Task data:
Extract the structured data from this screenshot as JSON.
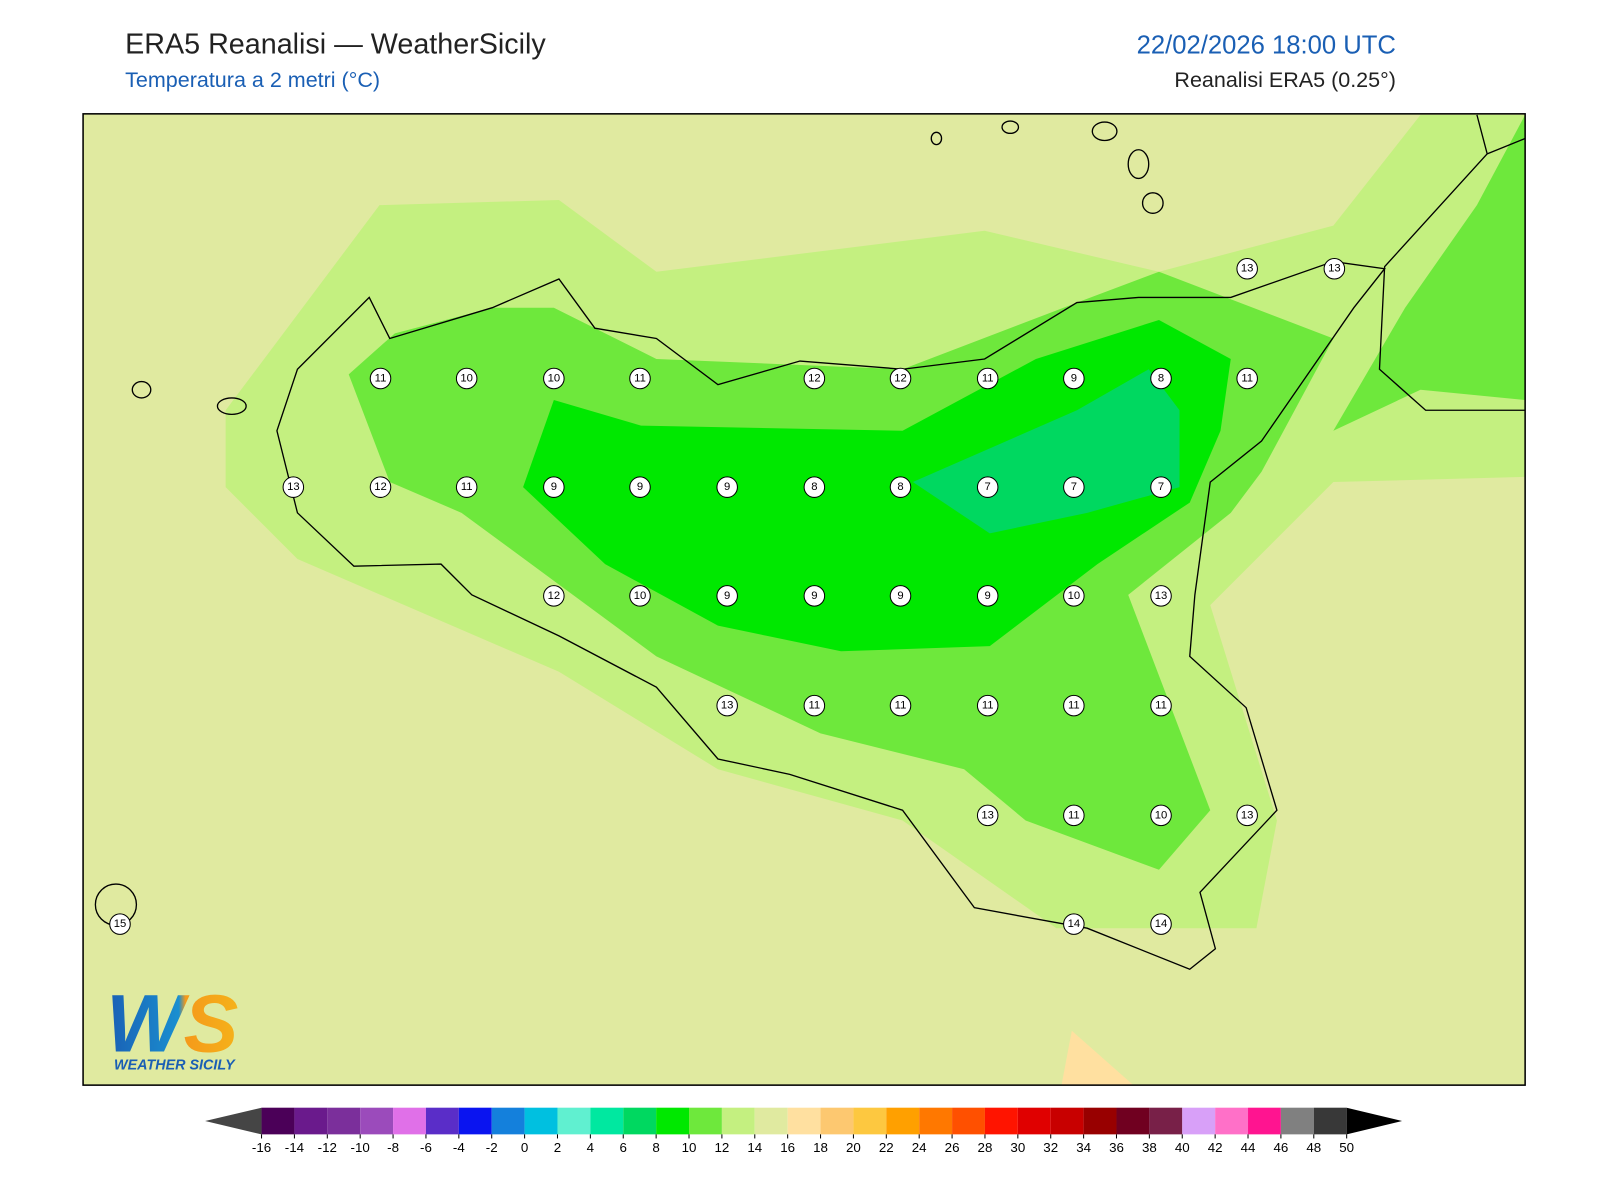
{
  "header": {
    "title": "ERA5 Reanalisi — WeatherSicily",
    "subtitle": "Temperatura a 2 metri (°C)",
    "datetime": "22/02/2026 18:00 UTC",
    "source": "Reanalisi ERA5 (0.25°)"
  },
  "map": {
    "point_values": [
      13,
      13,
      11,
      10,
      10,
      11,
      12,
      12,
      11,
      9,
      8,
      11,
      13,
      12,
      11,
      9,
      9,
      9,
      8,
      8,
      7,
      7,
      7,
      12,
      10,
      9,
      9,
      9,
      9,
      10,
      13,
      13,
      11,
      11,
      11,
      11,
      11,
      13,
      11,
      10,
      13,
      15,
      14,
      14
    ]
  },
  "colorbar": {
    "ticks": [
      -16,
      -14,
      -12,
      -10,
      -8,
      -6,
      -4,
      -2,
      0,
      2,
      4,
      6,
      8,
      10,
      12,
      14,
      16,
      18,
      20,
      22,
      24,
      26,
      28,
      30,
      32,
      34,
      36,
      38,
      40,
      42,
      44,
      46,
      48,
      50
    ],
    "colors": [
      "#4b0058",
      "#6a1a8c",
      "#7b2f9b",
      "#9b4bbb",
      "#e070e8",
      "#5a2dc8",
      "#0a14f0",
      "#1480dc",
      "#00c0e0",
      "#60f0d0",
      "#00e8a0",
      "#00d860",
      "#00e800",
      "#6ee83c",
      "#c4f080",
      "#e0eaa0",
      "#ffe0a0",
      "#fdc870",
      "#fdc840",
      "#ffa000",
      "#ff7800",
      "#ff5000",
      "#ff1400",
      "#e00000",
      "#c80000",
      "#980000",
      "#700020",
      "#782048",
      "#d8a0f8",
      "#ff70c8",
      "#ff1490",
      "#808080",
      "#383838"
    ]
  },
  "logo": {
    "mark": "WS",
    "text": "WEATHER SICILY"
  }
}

What is asked: Quote the records above exactly, leaving out any pictures.

Finished exercise:
Extract the structured data from this screenshot as JSON.
{
  "header": {
    "title": "ERA5 Reanalisi — WeatherSicily",
    "subtitle": "Temperatura a 2 metri (°C)",
    "datetime": "22/02/2026 18:00 UTC",
    "source": "Reanalisi ERA5 (0.25°)"
  },
  "map": {
    "point_values": [
      13,
      13,
      11,
      10,
      10,
      11,
      12,
      12,
      11,
      9,
      8,
      11,
      13,
      12,
      11,
      9,
      9,
      9,
      8,
      8,
      7,
      7,
      7,
      12,
      10,
      9,
      9,
      9,
      9,
      10,
      13,
      13,
      11,
      11,
      11,
      11,
      11,
      13,
      11,
      10,
      13,
      15,
      14,
      14
    ]
  },
  "colorbar": {
    "ticks": [
      -16,
      -14,
      -12,
      -10,
      -8,
      -6,
      -4,
      -2,
      0,
      2,
      4,
      6,
      8,
      10,
      12,
      14,
      16,
      18,
      20,
      22,
      24,
      26,
      28,
      30,
      32,
      34,
      36,
      38,
      40,
      42,
      44,
      46,
      48,
      50
    ],
    "colors": [
      "#4b0058",
      "#6a1a8c",
      "#7b2f9b",
      "#9b4bbb",
      "#e070e8",
      "#5a2dc8",
      "#0a14f0",
      "#1480dc",
      "#00c0e0",
      "#60f0d0",
      "#00e8a0",
      "#00d860",
      "#00e800",
      "#6ee83c",
      "#c4f080",
      "#e0eaa0",
      "#ffe0a0",
      "#fdc870",
      "#fdc840",
      "#ffa000",
      "#ff7800",
      "#ff5000",
      "#ff1400",
      "#e00000",
      "#c80000",
      "#980000",
      "#700020",
      "#782048",
      "#d8a0f8",
      "#ff70c8",
      "#ff1490",
      "#808080",
      "#383838"
    ]
  },
  "logo": {
    "mark": "WS",
    "text": "WEATHER SICILY"
  }
}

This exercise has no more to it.